* **КОРОТКАЯ ЗАДАЧА 1**
Ответьте на вопросы по тексту о военнопленных в России:
(a) Кем, по словам Иосифа Шафранека, он работал в сибирских деревнях?
(b) Что К. Секула собирался открыть, оставшись после войны?
(c) Сколько пленников из 481 в Ирбитском уезде к середине 1921 г. не смогли реализовать свой социо-профессиональный капитал?
* **КОРОТКАЯ ЗАДАЧА 2**
Напишите продолжение текста о военнопленных в России, начав сразу после его последнего предложения.

* **ИСХОДНЫЙ ОТРЫВОК**
----

Настоящий социальный тонус пленных, в свою очередь, зафиксировал как свершившийся факт их постепенного встраивания в те социальные (или асоциальные) порядки, которые демонстрировало современное российское общество. Сознательно или нет, свидетельства такового встраивания оставили сами военнопленные, запечатлев свою востребованность в новой для них среде. Так, в конце 1916 г. пленный Иосиф Шафранек сообщал родным: «В русском плену я с 10 сентября 1916 г. Нахожусь в Сибири и работаю по деревням как портной. Хорошо зарабатываю и живется мне здесь так хорошо, как нельзя было и предполагать. За это время я прошел 42 деревни. Портной здесь один на 200 деревень, как и другие ремесленники» (12). «Настоящим имею честь просить Вас, не можете ли мне дать разрешение на открытие в Баранчинском заводе парикмахерской, в каковой, по-видимому, здесь крайняя нужда, так как очень многие обращаются ко мне как за бритьем, так и за стрижкой волос», - ходатайствовал перед управителем Баран-чинского завода Гороблагодатского горного округа военнопленный И. Матольчи, причем ходатайствовал не напрасно (13). Примерно в том же духе было выдержано направленное «заведывающему» военнопленными в г. Шадринске прошение унтер-офицера австрийской армии К. Секулы, за два года плена настолько «сжившегося» с местными реалиями, что решившего здесь остаться и после войны, открыв свою столярную мастерскую (14).
Очевидно, таким образом, что социализация пленных иностранцев далеко не всегда требовала освоения ими каких-то диковинных ролей. При этом главным помощником в деле ориентирования пленников в незнакомом социальном пространстве стала прежде всего их социальная память, созвучная, что немаловажно, с социальной памятью принимающего общества. Многие обезоруженные вражеские военнослужащие быстро «вспомнили» о том, что в недавнем довоенном прошлом они были обычными крестьянами, рабочими или ремесленниками. «На работах чувствовали мы себя свободными гражданами, а теперь с понурой головой пойдем в лагерь невольни-
ков», - жаловались пленные в своих письмах на родину (15), обнаруживая тот факт, что при всей специфичности подневольного труда он лимитировал процессы социального исключения (эксклюзии) и, больше того, способствовал их превращению в процессы включения (инклюзии).
Поэтому в том, что военнопленные, «отвыкнув от порядка военной службы, превратились в обыкновенных заводских рабочих» (16), не было ничего удивительного.
Превратившись в «обыкновенных заводских рабочих» с нормальным для того времени набором противоречивых отношений с работодателями, пленные тем самым «компенсировали» свою социальную ущербность. Та же картина наблюдалась в российской деревне, что местная пресса зафиксировала уже в начале 1915 г.: «На рынке в городе Кургане можно увидеть такую умилительную картину: австриец в крестьянском платье на возу сена или дров рядом с бабой-солдаткой приехали продавать. Иногда все это дело поручается одному австрийцу, а хозяйка остается дома» (17).
Источники свидетельствуют, что к середине 1921 г. из пребывавших в Ирбитском уезде 481 пленника только 7 не смогли реализовать свой социо-профессиональный капитал, уже имевшийся или приобретенный в годы плена (18). «Коренным большинством» такой поворот в социализации «чужаков» воспринимался относительно спокойно, поскольку также означал возвращение к «нормальности», к восстановлению привычного, но утраченного системой социальных таксономий баланса или, по крайней мере, создание его видимости.

----

* **ФРАГМЕНТЫ ЗАПИСЕЙ**
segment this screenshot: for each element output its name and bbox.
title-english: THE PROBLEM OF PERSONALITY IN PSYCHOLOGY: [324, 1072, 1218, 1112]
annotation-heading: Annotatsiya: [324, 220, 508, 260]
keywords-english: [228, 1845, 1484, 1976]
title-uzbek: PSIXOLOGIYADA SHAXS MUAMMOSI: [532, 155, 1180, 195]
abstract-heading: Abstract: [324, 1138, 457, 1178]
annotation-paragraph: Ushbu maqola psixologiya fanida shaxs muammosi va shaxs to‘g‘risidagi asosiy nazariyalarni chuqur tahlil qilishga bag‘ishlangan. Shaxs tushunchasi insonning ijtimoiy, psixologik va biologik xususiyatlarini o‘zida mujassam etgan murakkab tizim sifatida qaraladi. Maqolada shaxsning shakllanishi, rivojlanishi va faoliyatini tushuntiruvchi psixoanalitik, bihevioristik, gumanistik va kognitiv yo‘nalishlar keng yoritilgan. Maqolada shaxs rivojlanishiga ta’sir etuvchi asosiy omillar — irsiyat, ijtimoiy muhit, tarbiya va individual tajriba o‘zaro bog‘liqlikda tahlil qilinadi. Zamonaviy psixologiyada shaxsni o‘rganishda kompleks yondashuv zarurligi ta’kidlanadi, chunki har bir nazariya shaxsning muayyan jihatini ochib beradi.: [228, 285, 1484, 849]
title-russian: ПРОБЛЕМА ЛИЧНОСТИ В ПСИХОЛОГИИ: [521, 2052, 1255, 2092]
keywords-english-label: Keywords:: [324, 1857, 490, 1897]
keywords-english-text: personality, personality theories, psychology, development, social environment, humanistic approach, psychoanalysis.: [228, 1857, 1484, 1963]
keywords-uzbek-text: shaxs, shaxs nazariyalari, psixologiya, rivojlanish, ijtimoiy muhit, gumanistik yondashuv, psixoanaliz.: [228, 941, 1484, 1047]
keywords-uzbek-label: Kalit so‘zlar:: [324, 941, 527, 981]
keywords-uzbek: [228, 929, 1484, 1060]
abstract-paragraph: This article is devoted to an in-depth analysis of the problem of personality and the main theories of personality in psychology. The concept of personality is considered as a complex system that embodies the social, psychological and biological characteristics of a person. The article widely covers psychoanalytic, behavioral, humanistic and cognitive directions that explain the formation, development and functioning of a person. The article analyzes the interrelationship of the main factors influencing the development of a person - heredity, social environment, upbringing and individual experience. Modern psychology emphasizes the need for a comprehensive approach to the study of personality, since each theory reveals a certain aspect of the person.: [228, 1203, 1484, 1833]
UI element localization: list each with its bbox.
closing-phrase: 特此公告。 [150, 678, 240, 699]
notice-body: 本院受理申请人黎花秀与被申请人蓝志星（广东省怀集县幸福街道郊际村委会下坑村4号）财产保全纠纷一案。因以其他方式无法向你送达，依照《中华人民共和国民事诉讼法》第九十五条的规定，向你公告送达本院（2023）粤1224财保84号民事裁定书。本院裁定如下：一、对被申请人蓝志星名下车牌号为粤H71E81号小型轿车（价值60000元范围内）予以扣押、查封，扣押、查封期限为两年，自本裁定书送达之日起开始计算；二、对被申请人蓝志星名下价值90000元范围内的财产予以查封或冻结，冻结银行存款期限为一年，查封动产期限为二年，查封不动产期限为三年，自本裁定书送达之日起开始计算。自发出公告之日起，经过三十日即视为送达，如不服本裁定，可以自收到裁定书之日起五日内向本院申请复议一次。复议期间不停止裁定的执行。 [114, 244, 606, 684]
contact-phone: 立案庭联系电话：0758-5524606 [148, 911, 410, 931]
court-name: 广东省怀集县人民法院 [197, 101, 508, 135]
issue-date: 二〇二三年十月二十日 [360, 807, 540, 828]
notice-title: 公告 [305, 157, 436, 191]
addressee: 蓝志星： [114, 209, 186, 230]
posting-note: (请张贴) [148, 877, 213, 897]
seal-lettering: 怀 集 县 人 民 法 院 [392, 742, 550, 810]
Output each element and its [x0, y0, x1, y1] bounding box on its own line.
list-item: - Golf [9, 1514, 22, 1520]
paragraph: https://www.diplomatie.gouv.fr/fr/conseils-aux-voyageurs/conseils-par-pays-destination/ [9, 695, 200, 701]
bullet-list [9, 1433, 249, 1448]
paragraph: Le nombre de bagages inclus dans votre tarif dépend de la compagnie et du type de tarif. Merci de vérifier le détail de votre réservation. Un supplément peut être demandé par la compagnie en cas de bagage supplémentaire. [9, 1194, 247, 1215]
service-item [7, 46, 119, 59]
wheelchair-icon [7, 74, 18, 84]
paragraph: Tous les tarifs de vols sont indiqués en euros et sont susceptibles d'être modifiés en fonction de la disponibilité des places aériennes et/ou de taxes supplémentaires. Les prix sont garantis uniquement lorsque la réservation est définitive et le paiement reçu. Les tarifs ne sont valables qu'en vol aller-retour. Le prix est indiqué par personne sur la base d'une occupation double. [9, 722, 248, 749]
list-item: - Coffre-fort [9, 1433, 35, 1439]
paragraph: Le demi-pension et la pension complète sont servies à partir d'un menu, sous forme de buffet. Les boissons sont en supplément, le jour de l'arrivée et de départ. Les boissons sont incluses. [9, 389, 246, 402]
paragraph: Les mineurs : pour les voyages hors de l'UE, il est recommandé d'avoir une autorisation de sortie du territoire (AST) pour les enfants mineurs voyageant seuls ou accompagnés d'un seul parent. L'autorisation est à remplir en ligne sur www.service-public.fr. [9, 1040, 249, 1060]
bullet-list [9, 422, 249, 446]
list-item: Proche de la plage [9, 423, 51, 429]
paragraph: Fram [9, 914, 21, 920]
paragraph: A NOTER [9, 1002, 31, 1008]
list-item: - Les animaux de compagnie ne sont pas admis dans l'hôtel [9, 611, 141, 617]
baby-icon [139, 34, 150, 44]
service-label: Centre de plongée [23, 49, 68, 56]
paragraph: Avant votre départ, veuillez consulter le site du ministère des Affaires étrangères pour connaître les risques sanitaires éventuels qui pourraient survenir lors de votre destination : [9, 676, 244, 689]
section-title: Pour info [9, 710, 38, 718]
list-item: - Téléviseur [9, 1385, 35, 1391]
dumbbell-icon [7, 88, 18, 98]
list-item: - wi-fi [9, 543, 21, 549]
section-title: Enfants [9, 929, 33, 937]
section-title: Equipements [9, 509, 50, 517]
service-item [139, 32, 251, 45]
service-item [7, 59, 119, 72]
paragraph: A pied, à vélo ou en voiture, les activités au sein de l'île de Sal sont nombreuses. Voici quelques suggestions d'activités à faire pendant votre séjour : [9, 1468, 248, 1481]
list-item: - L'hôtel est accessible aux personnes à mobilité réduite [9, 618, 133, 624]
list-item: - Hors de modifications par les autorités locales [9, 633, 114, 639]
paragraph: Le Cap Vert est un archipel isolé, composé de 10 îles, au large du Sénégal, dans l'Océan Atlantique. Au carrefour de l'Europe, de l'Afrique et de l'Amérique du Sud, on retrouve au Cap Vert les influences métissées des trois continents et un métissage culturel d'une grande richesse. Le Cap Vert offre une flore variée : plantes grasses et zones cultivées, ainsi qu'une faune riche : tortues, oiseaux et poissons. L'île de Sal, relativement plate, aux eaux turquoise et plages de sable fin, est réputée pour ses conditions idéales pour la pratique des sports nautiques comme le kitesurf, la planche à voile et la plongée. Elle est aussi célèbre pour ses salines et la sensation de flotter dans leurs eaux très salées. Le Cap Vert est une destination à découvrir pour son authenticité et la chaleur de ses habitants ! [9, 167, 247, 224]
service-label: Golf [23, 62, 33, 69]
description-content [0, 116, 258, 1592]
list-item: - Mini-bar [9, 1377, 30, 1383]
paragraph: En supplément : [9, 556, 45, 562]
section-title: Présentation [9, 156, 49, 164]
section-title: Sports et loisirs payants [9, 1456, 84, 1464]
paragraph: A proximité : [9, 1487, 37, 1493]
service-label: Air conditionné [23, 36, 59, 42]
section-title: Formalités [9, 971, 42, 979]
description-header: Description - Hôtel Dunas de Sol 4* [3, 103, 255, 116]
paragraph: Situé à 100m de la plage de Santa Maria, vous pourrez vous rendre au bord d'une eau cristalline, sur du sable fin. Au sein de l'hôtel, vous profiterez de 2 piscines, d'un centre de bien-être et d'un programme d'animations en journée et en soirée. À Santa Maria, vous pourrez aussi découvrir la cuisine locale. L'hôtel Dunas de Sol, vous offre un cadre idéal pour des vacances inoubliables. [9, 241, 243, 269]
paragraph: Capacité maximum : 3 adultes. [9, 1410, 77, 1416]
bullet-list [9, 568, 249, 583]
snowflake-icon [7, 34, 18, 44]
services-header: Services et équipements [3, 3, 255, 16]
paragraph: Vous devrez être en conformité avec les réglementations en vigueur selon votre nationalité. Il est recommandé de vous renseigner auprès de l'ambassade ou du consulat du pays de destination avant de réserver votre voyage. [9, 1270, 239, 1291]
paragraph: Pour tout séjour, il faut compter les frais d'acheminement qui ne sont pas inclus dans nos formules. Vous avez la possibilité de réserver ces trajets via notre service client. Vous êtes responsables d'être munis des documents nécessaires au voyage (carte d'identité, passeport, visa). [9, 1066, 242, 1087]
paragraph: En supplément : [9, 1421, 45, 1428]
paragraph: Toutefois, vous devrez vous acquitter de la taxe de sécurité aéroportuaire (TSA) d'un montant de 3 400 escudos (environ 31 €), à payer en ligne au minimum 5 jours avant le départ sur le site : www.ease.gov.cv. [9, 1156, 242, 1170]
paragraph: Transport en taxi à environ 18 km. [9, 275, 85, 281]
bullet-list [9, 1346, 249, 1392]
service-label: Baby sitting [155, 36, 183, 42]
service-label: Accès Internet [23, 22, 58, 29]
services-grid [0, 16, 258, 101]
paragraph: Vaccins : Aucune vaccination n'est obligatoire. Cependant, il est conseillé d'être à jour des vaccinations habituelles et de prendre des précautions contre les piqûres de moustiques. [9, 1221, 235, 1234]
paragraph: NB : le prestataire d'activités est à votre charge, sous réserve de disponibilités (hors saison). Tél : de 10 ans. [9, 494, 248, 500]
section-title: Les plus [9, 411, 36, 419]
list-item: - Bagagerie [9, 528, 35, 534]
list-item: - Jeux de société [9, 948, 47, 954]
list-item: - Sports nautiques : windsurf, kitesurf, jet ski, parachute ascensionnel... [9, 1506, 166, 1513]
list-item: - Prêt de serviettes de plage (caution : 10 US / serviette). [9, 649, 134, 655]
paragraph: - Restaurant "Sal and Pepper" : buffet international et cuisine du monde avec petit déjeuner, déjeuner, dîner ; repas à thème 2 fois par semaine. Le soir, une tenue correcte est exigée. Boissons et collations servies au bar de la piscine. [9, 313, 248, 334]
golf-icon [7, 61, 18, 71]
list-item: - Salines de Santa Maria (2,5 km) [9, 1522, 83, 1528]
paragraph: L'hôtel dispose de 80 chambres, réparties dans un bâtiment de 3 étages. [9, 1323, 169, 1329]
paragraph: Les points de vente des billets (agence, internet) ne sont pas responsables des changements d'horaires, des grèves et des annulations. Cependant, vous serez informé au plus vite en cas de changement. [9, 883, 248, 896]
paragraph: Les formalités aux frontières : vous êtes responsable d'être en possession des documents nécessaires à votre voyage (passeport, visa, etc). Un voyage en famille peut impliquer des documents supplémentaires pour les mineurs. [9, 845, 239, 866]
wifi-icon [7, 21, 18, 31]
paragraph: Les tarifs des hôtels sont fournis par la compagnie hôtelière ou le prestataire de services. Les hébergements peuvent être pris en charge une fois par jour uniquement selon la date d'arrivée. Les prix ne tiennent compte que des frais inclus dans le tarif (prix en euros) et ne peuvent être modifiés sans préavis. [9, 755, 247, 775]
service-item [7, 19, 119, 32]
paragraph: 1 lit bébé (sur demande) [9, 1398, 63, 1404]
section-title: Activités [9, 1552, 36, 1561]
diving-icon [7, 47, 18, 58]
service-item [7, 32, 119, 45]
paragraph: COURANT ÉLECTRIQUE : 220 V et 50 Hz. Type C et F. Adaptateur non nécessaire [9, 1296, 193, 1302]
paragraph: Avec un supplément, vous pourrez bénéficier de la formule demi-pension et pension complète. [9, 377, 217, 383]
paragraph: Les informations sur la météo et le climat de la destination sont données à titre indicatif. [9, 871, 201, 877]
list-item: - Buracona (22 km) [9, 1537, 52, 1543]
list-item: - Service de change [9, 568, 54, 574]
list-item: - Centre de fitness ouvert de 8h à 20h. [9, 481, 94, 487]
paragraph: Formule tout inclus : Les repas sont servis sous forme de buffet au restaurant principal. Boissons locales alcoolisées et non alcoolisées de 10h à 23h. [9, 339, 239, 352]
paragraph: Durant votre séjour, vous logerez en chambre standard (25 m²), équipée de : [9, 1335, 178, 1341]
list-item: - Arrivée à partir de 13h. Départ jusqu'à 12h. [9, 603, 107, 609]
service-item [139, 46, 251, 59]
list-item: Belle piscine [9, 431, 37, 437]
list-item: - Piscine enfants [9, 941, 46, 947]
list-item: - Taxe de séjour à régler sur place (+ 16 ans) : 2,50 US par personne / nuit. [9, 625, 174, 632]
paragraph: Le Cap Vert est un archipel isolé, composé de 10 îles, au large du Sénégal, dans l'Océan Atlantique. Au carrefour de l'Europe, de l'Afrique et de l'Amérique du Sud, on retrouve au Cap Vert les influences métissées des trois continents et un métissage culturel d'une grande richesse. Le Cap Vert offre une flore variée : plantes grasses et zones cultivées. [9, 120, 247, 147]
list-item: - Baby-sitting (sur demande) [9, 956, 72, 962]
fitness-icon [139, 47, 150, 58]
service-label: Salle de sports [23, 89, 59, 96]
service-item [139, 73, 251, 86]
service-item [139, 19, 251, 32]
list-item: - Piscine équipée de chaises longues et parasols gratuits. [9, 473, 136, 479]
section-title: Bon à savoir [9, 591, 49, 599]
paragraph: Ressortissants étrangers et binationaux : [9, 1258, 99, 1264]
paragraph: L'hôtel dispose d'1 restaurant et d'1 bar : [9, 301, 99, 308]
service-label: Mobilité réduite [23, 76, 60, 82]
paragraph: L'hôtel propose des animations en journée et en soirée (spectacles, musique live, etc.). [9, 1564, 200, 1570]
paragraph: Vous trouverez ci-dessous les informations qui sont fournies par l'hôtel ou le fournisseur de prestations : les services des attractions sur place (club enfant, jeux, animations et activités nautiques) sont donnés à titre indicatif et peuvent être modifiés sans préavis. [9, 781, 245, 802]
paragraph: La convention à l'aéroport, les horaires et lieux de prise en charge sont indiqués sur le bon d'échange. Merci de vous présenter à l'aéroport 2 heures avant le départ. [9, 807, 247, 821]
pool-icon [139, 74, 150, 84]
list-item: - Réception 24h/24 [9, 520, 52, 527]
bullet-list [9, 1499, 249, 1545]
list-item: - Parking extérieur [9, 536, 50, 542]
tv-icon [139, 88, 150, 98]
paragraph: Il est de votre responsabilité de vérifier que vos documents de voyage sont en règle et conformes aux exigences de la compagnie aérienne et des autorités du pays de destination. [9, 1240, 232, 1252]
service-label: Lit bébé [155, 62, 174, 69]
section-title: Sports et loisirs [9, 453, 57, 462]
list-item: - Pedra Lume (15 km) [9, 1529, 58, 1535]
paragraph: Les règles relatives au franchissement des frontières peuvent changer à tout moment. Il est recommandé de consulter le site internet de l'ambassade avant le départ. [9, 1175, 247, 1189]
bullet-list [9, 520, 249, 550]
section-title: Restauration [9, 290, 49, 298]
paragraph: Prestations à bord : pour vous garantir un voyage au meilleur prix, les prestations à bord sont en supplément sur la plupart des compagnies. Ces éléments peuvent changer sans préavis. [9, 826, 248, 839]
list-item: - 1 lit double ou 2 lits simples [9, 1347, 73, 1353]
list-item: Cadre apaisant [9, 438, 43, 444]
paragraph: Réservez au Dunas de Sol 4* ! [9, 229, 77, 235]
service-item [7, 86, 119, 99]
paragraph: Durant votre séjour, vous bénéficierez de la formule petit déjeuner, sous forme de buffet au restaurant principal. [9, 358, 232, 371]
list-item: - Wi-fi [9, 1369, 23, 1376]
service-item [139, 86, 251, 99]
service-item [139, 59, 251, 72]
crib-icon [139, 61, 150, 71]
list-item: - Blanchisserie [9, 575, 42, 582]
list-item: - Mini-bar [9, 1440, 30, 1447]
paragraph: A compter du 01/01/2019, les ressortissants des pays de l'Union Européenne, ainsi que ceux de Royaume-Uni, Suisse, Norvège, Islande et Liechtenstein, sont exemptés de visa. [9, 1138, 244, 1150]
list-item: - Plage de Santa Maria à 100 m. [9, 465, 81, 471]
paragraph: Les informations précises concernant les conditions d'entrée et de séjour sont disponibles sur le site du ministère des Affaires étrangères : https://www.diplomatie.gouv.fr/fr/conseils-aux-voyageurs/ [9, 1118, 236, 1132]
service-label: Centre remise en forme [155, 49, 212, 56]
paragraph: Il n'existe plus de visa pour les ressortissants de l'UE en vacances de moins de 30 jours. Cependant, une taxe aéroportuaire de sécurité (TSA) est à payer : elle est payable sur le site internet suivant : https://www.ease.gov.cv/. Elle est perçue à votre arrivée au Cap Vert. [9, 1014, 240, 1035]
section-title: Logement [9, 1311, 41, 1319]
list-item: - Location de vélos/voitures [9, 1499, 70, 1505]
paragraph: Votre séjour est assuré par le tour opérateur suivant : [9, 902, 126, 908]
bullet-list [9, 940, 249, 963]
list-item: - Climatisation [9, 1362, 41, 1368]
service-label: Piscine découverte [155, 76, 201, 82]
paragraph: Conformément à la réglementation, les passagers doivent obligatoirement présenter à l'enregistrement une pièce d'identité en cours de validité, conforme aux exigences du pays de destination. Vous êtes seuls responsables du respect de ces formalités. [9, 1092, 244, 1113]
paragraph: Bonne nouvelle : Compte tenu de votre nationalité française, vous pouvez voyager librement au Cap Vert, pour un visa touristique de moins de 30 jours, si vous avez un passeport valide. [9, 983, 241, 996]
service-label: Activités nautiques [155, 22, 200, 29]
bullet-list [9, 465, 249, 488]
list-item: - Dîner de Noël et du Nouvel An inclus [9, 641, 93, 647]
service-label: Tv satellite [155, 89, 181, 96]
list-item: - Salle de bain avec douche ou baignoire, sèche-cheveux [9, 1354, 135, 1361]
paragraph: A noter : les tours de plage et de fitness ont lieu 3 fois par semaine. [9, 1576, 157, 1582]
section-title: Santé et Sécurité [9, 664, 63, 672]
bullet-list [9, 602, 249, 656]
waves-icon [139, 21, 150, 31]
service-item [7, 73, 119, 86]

----

* **ПИСЬМЕННЫЙ ОТВЕТ 1**
(a) Портным.
(b) Свою столярную мастерскую.
(c) Семь.

* **ПИСЬМЕННЫЙ ОТВЕТ 2**
Как возвращение к привычным же отношениям полов должно расценивать порицавшиеся обществом, но при этом стремительно распространявшиеся в нем интимные связи между пленными иностранцами и россиянками. «В деревне дегтя не хватает, весь пошел на баб - мажут им ворота»; «теперь за мужей пошли в моду австрийцы»; «наши дамы не только мужественны, но и многомужественны» - шутили современники (19), ставшие свидетелями девальвации вековых моральных устоев.
Но нравилось им это или нет, означенный процесс был по-своему закономерен. Оказавшись в плену и тем самым потерпев личное поражение в войне, вражеские солдаты и офицеры лишались части своего символического капитала, запрограммированного их принадлежностью к «сильному» полу, и согласиться с этим были готовы далеко не все из них (20). Тождественная в рамках общественного дискурса силе, победе и власти «мужчинность», утраченная пленниками, с возложением на них миссии по поддержке хозяйств осиротевших солдатских семей, - а за ними и сельского хозяйства и промышленности вообще, - частично компенсировалась.
Следующий шаг на пути к встраиванию пленников в «эталонные» отношения мужского доминирования сам собою предусматривал их близкие контакты с русскими девушками и женщинами, не замедлившие себя ждать. И если в городе «любовные связи» с иностранцами часто ограничивались ни
к чему не обязывающим легким флиртом или скоротечным романом (21), то на селе пленники, днем заменяя ушедших на фронт крестьян в поле, довольно часто занимали их место на опустевшем брачном ложе ночью.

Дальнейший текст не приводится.